> Data for the task:
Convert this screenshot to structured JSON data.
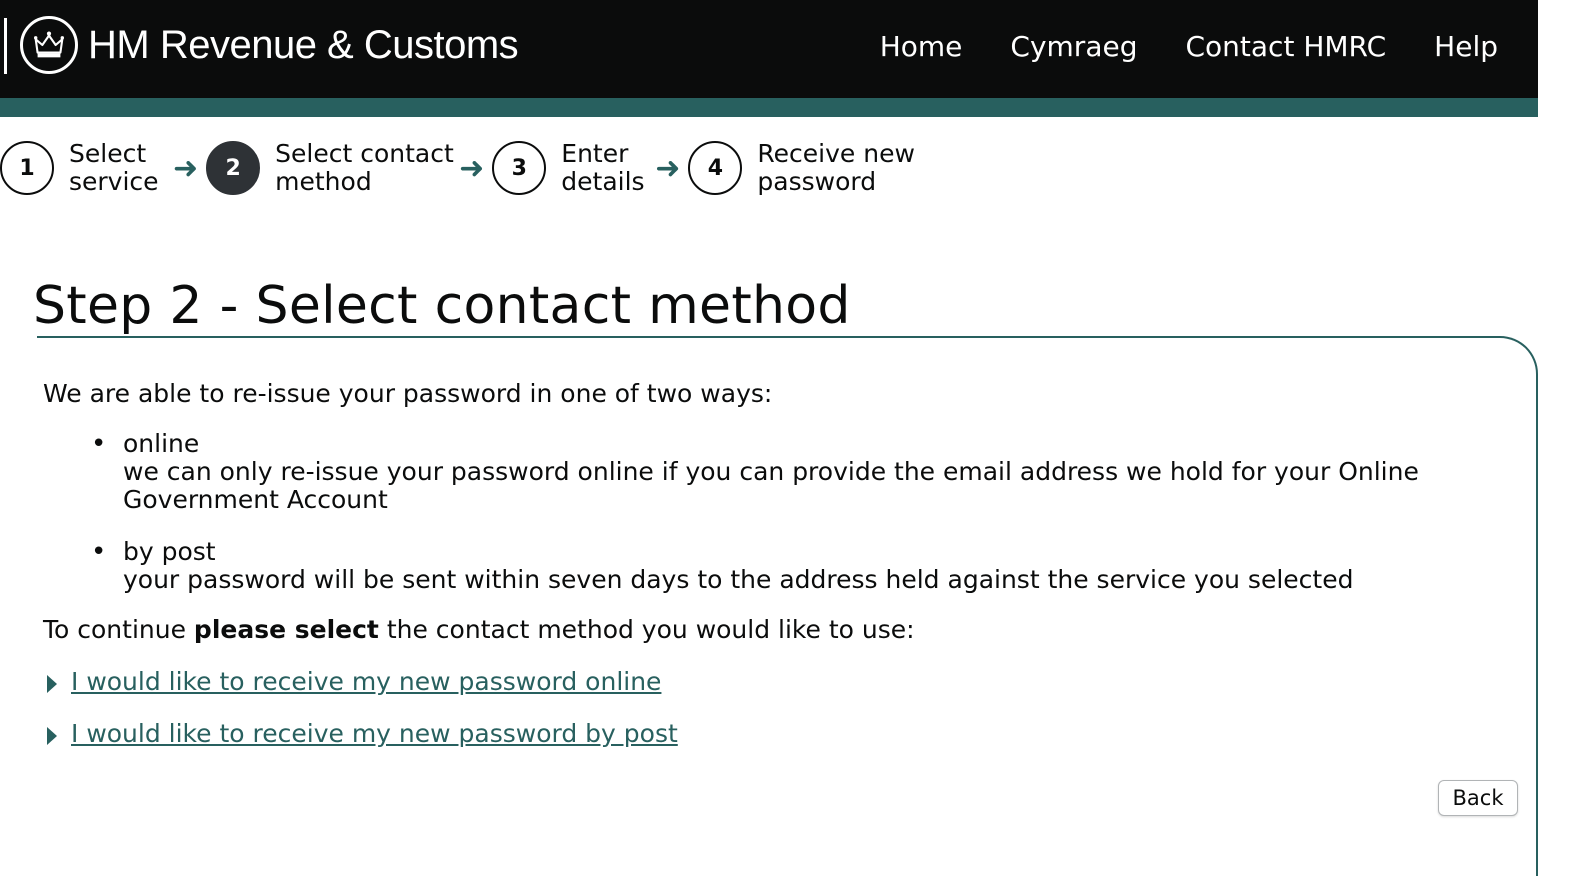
{
  "header": {
    "logo_text": "HM Revenue & Customs",
    "nav": [
      "Home",
      "Cymraeg",
      "Contact HMRC",
      "Help"
    ]
  },
  "steps": [
    {
      "number": "1",
      "line1": "Select",
      "line2": "service",
      "active": false
    },
    {
      "number": "2",
      "line1": "Select contact",
      "line2": "method",
      "active": true
    },
    {
      "number": "3",
      "line1": "Enter",
      "line2": "details",
      "active": false
    },
    {
      "number": "4",
      "line1": "Receive new",
      "line2": "password",
      "active": false
    }
  ],
  "step_arrow": "➜",
  "page_title": "Step 2 - Select contact method",
  "intro": "We are able to re-issue your password in one of two ways:",
  "methods": [
    {
      "title": "online",
      "description": "we can only re-issue your password online if you can provide the email address we hold for your Online Government Account"
    },
    {
      "title": "by post",
      "description": "your password will be sent within seven days to the address held against the service you selected"
    }
  ],
  "instruction": {
    "before": "To continue ",
    "bold": "please select",
    "after": " the contact method you would like to use:"
  },
  "choices": [
    "I would like to receive my new password online",
    "I would like to receive my new password by post"
  ],
  "back_label": "Back",
  "colors": {
    "header_bg": "#0b0c0c",
    "accent": "#28605f"
  },
  "icons": {
    "logo": "royal-crest-icon",
    "arrow": "arrow-right-icon",
    "link": "triangle-right-icon"
  }
}
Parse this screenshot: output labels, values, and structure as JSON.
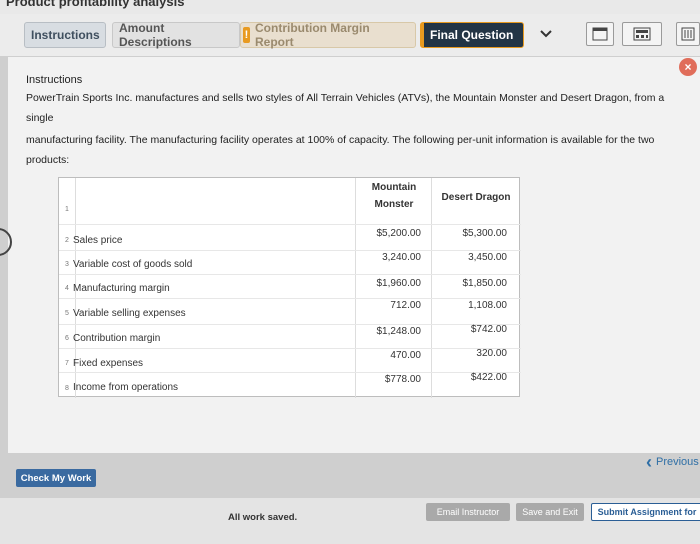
{
  "page": {
    "title": "Product profitability analysis"
  },
  "tabs": [
    {
      "label": "Instructions"
    },
    {
      "label": "Amount Descriptions"
    },
    {
      "label": "Contribution Margin Report",
      "badge": "!"
    },
    {
      "label": "Final Question"
    }
  ],
  "toolbar": {
    "icons": [
      "chevron-down-icon",
      "window-icon",
      "calculator-icon",
      "list-icon"
    ]
  },
  "instructions": {
    "heading": "Instructions",
    "line1": "PowerTrain Sports Inc. manufactures and sells two styles of All Terrain Vehicles (ATVs), the Mountain Monster and Desert Dragon, from a single",
    "line2": "manufacturing facility. The manufacturing facility operates at 100% of capacity. The following per-unit information is available for the two products:"
  },
  "sheet": {
    "headers": {
      "col1_line1": "Mountain",
      "col1_line2": "Monster",
      "col2": "Desert Dragon"
    },
    "rows": [
      {
        "num": "1",
        "label": "",
        "mm": "",
        "dd": ""
      },
      {
        "num": "2",
        "label": "Sales price",
        "mm": "$5,200.00",
        "dd": "$5,300.00"
      },
      {
        "num": "3",
        "label": "Variable cost of goods sold",
        "mm": "3,240.00",
        "dd": "3,450.00"
      },
      {
        "num": "4",
        "label": "Manufacturing margin",
        "mm": "$1,960.00",
        "dd": "$1,850.00"
      },
      {
        "num": "5",
        "label": "Variable selling expenses",
        "mm": "712.00",
        "dd": "1,108.00"
      },
      {
        "num": "6",
        "label": "Contribution margin",
        "mm": "$1,248.00",
        "dd": "$742.00"
      },
      {
        "num": "7",
        "label": "Fixed expenses",
        "mm": "470.00",
        "dd": "320.00"
      },
      {
        "num": "8",
        "label": "Income from operations",
        "mm": "$778.00",
        "dd": "$422.00"
      }
    ]
  },
  "actions": {
    "check": "Check My Work",
    "previous": "Previous",
    "saved": "All work saved.",
    "email": "Email Instructor",
    "save_exit": "Save and Exit",
    "submit": "Submit Assignment for"
  }
}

> Do this: Find every line in the records that contains the word "from"; copy those lines.

> Task solution:
    "line1": "PowerTrain Sports Inc. manufactures and sells two styles of All Terrain Vehicles (ATVs), the Mountain Monster and Desert Dragon, from a single",
        "label": "Income from operations",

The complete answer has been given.